EXERCISE INSTRUCTIONS:
Your answer should be only a number: how many lines include the word "acquired".

INPUT FOR THIS TASK:
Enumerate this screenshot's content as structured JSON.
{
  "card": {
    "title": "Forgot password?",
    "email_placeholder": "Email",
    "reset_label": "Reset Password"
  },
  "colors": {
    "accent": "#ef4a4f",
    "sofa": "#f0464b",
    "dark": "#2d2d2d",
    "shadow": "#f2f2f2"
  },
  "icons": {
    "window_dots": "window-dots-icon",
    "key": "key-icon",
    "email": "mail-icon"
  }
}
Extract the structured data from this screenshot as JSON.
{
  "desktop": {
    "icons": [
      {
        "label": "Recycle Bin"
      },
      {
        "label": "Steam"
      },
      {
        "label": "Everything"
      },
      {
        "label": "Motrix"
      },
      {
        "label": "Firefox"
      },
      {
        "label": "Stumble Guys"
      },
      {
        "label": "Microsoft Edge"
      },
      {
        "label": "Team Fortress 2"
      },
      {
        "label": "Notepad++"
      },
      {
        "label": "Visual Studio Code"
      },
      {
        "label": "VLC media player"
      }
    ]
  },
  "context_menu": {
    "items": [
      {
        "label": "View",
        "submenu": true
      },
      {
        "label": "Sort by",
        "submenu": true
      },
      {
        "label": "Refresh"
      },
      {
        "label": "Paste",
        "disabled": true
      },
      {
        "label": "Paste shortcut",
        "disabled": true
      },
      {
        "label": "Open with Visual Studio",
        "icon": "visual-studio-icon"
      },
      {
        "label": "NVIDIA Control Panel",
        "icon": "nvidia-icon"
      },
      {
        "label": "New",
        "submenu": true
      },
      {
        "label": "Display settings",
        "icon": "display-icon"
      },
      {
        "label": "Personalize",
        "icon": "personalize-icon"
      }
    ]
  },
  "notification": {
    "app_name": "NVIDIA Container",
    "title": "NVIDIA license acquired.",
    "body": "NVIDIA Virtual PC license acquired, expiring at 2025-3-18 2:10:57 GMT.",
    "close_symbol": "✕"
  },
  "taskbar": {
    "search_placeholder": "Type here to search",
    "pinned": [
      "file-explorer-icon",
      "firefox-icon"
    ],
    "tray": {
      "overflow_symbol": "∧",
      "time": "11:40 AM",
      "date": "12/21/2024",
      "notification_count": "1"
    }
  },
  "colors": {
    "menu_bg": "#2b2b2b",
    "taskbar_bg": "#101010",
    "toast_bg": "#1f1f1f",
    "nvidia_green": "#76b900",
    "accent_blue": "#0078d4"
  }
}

EXERCISE RESPONSE:
2